Dataset records:
#####

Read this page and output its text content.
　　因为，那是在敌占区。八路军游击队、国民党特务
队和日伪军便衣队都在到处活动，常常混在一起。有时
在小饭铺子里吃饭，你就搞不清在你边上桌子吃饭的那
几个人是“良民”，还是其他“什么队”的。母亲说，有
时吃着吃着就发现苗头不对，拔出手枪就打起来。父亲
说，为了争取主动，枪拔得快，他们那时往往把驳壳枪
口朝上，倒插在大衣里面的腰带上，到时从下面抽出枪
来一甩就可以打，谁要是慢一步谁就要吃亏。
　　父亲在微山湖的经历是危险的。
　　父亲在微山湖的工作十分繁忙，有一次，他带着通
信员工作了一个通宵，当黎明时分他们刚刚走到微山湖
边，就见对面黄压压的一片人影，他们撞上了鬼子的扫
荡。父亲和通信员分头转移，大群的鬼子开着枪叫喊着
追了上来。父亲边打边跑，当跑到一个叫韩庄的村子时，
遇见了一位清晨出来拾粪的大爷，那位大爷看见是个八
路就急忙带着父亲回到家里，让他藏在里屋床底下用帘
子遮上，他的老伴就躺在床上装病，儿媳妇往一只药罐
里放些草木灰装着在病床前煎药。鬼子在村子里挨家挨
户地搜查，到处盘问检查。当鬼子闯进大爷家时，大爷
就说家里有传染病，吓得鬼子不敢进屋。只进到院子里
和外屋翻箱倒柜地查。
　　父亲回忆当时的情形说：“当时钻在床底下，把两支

#####

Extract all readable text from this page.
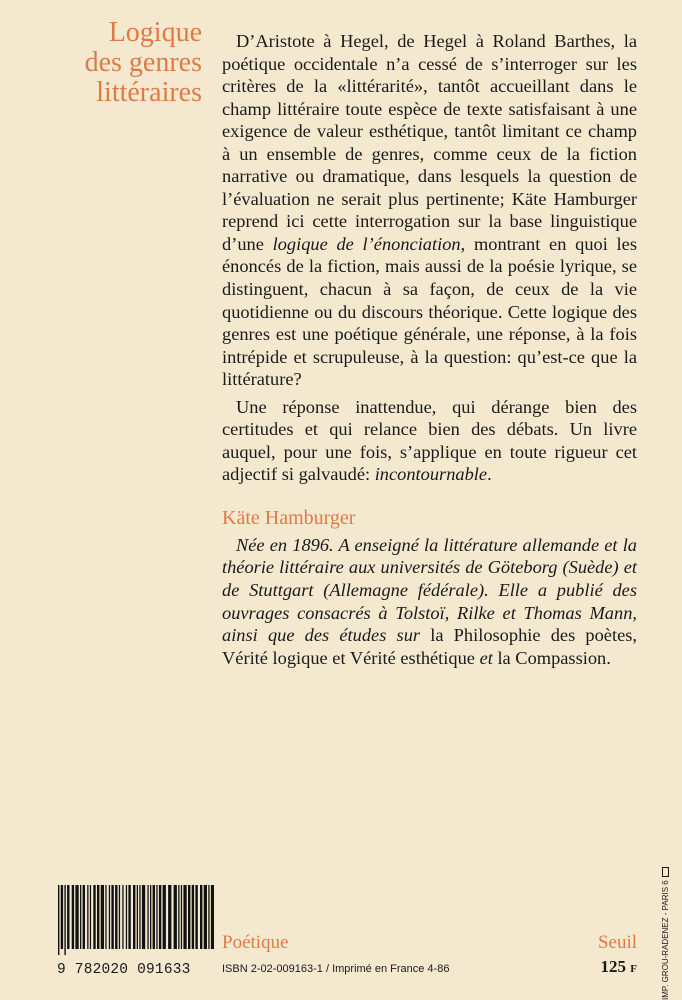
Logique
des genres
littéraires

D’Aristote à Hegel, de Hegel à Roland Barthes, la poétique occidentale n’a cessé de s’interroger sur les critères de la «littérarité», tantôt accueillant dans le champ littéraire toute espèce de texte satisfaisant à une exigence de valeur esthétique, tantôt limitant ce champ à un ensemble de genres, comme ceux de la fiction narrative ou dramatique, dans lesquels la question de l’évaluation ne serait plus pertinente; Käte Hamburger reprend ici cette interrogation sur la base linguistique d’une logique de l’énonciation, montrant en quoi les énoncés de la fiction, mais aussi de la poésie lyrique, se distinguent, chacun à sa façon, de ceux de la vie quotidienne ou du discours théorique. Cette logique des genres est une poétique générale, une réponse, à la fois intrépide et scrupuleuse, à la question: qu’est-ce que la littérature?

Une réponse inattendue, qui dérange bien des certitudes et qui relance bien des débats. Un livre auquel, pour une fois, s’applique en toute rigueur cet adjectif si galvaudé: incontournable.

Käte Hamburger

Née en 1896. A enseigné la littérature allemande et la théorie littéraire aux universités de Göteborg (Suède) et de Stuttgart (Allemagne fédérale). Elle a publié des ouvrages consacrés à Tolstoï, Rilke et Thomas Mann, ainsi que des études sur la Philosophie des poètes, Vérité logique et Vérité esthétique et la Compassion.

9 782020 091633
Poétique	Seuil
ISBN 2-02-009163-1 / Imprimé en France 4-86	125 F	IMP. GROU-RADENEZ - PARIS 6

#####

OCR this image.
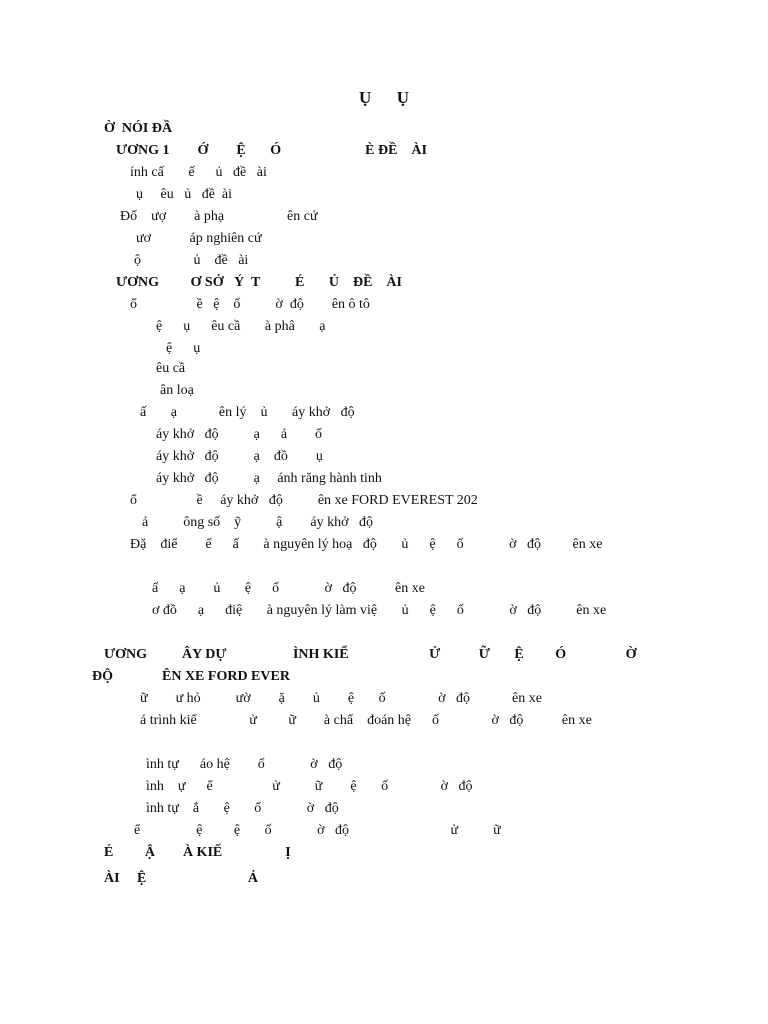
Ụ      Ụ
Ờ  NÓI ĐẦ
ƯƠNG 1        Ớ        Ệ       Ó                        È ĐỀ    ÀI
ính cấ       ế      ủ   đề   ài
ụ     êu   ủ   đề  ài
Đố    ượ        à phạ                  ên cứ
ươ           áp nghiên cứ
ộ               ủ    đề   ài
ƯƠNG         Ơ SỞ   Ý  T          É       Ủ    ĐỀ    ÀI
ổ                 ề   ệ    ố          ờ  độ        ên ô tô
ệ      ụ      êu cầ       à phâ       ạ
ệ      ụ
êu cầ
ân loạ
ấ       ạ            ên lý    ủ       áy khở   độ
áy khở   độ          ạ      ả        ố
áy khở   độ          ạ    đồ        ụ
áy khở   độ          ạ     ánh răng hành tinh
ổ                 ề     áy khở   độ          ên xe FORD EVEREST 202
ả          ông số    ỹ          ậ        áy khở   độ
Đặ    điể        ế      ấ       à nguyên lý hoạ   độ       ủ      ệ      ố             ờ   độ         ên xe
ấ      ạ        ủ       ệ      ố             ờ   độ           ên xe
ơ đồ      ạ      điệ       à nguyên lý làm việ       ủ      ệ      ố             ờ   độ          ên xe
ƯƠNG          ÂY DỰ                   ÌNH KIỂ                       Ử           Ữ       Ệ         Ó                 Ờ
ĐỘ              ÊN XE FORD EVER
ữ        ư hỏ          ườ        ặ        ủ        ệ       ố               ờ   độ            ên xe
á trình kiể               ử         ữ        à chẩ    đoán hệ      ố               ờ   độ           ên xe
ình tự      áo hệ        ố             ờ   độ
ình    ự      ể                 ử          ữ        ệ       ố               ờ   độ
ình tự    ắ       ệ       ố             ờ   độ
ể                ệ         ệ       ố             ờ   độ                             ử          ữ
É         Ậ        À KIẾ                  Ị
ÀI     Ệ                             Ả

#####

PROBLEM DETAILS:
State only the number of lines in these entries that contain "nguyên".

RESULT OF THE EXERCISE:
2